Instructions for the task
Reproduce the entire listing word for word.

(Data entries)

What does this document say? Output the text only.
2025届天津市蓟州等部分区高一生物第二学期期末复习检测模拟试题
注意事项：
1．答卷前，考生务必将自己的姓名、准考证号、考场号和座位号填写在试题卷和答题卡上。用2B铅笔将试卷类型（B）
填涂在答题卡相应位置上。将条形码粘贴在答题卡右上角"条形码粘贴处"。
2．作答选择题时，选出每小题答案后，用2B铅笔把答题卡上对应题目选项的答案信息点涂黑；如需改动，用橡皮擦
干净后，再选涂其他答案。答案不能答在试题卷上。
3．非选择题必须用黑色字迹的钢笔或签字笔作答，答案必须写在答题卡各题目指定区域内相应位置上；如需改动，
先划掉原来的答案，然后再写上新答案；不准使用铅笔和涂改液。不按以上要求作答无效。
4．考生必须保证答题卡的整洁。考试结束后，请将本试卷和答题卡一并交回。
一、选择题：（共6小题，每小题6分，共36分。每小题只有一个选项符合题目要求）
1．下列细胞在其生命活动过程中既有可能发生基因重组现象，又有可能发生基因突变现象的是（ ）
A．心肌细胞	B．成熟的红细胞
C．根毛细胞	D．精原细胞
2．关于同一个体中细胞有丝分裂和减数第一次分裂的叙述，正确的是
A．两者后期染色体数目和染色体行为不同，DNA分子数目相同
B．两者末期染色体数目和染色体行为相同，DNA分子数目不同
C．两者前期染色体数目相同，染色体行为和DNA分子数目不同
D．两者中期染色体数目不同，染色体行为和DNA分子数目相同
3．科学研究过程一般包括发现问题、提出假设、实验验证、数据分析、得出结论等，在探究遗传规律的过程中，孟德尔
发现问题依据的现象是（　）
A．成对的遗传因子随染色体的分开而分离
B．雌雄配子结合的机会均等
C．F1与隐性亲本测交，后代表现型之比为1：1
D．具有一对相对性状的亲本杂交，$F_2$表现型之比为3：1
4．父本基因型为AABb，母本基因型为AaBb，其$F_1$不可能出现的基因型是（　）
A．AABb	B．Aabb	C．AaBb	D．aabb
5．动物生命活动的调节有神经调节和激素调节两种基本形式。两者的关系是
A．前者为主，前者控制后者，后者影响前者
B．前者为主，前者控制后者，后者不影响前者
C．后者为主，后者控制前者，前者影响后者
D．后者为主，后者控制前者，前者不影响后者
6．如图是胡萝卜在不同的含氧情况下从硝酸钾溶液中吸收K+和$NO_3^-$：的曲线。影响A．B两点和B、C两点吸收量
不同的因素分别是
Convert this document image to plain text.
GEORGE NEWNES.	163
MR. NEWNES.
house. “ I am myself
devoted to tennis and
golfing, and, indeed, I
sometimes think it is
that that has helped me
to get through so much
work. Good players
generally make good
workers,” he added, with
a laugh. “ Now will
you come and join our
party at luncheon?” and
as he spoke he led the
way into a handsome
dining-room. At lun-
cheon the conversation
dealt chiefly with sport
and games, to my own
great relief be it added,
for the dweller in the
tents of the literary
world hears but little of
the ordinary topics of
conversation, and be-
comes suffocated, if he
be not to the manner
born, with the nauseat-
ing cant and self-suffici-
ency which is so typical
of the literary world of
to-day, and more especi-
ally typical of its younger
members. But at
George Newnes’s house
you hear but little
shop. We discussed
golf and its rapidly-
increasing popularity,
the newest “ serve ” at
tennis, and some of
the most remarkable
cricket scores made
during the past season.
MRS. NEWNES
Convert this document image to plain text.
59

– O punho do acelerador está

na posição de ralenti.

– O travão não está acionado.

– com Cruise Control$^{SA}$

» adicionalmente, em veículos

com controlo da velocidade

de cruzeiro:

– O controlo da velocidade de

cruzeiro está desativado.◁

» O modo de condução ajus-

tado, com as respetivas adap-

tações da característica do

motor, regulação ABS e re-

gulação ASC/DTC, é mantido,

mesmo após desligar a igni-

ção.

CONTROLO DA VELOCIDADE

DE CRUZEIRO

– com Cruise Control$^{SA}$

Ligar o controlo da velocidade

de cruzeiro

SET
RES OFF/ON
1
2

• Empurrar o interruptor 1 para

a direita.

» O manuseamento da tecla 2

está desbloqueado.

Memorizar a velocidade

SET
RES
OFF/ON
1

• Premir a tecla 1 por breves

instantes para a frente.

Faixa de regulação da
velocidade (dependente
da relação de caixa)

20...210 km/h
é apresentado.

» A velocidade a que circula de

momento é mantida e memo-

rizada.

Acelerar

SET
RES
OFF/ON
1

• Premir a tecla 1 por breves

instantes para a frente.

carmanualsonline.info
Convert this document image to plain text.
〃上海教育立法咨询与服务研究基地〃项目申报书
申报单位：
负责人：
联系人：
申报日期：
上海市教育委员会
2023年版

The completed task
What does this document say? Output the text only.
2025届天津市蓟州等部分区高一生物第二学期期末复习检测模拟试题
注意事项：
1．答卷前，考生务必将自己的姓名、准考证号、考场号和座位号填写在试题卷和答题卡上。用2B铅笔将试卷类型（B）
填涂在答题卡相应位置上。将条形码粘贴在答题卡右上角"条形码粘贴处"。
2．作答选择题时，选出每小题答案后，用2B铅笔把答题卡上对应题目选项的答案信息点涂黑；如需改动，用橡皮擦
干净后，再选涂其他答案。答案不能答在试题卷上。
3．非选择题必须用黑色字迹的钢笔或签字笔作答，答案必须写在答题卡各题目指定区域内相应位置上；如需改动，
先划掉原来的答案，然后再写上新答案；不准使用铅笔和涂改液。不按以上要求作答无效。
4．考生必须保证答题卡的整洁。考试结束后，请将本试卷和答题卡一并交回。
一、选择题：（共6小题，每小题6分，共36分。每小题只有一个选项符合题目要求）
1．下列细胞在其生命活动过程中既有可能发生基因重组现象，又有可能发生基因突变现象的是（ ）
A．心肌细胞	B．成熟的红细胞
C．根毛细胞	D．精原细胞
2．关于同一个体中细胞有丝分裂和减数第一次分裂的叙述，正确的是
A．两者后期染色体数目和染色体行为不同，DNA分子数目相同
B．两者末期染色体数目和染色体行为相同，DNA分子数目不同
C．两者前期染色体数目相同，染色体行为和DNA分子数目不同
D．两者中期染色体数目不同，染色体行为和DNA分子数目相同
3．科学研究过程一般包括发现问题、提出假设、实验验证、数据分析、得出结论等，在探究遗传规律的过程中，孟德尔
发现问题依据的现象是（　）
A．成对的遗传因子随染色体的分开而分离
B．雌雄配子结合的机会均等
C．F1与隐性亲本测交，后代表现型之比为1：1
D．具有一对相对性状的亲本杂交，$F_2$表现型之比为3：1
4．父本基因型为AABb，母本基因型为AaBb，其$F_1$不可能出现的基因型是（　）
A．AABb	B．Aabb	C．AaBb	D．aabb
5．动物生命活动的调节有神经调节和激素调节两种基本形式。两者的关系是
A．前者为主，前者控制后者，后者影响前者
B．前者为主，前者控制后者，后者不影响前者
C．后者为主，后者控制前者，前者影响后者
D．后者为主，后者控制前者，前者不影响后者
6．如图是胡萝卜在不同的含氧情况下从硝酸钾溶液中吸收K+和$NO_3^-$：的曲线。影响A．B两点和B、C两点吸收量
不同的因素分别是
Convert this document image to plain text.
GEORGE NEWNES.	163
MR. NEWNES.
house. “ I am myself
devoted to tennis and
golfing, and, indeed, I
sometimes think it is
that that has helped me
to get through so much
work. Good players
generally make good
workers,” he added, with
a laugh. “ Now will
you come and join our
party at luncheon?” and
as he spoke he led the
way into a handsome
dining-room. At lun-
cheon the conversation
dealt chiefly with sport
and games, to my own
great relief be it added,
for the dweller in the
tents of the literary
world hears but little of
the ordinary topics of
conversation, and be-
comes suffocated, if he
be not to the manner
born, with the nauseat-
ing cant and self-suffici-
ency which is so typical
of the literary world of
to-day, and more especi-
ally typical of its younger
members. But at
George Newnes’s house
you hear but little
shop. We discussed
golf and its rapidly-
increasing popularity,
the newest “ serve ” at
tennis, and some of
the most remarkable
cricket scores made
during the past season.
MRS. NEWNES
Convert this document image to plain text.
59

– O punho do acelerador está

na posição de ralenti.

– O travão não está acionado.

– com Cruise Control$^{SA}$

» adicionalmente, em veículos

com controlo da velocidade

de cruzeiro:

– O controlo da velocidade de

cruzeiro está desativado.◁

» O modo de condução ajus-

tado, com as respetivas adap-

tações da característica do

motor, regulação ABS e re-

gulação ASC/DTC, é mantido,

mesmo após desligar a igni-

ção.

CONTROLO DA VELOCIDADE

DE CRUZEIRO

– com Cruise Control$^{SA}$

Ligar o controlo da velocidade

de cruzeiro

SET
RES OFF/ON
1
2

• Empurrar o interruptor 1 para

a direita.

» O manuseamento da tecla 2

está desbloqueado.

Memorizar a velocidade

SET
RES
OFF/ON
1

• Premir a tecla 1 por breves

instantes para a frente.

Faixa de regulação da
velocidade (dependente
da relação de caixa)

20...210 km/h
é apresentado.

» A velocidade a que circula de

momento é mantida e memo-

rizada.

Acelerar

SET
RES
OFF/ON
1

• Premir a tecla 1 por breves

instantes para a frente.

carmanualsonline.info
Convert this document image to plain text.
〃上海教育立法咨询与服务研究基地〃项目申报书
申报单位：
负责人：
联系人：
申报日期：
上海市教育委员会
2023年版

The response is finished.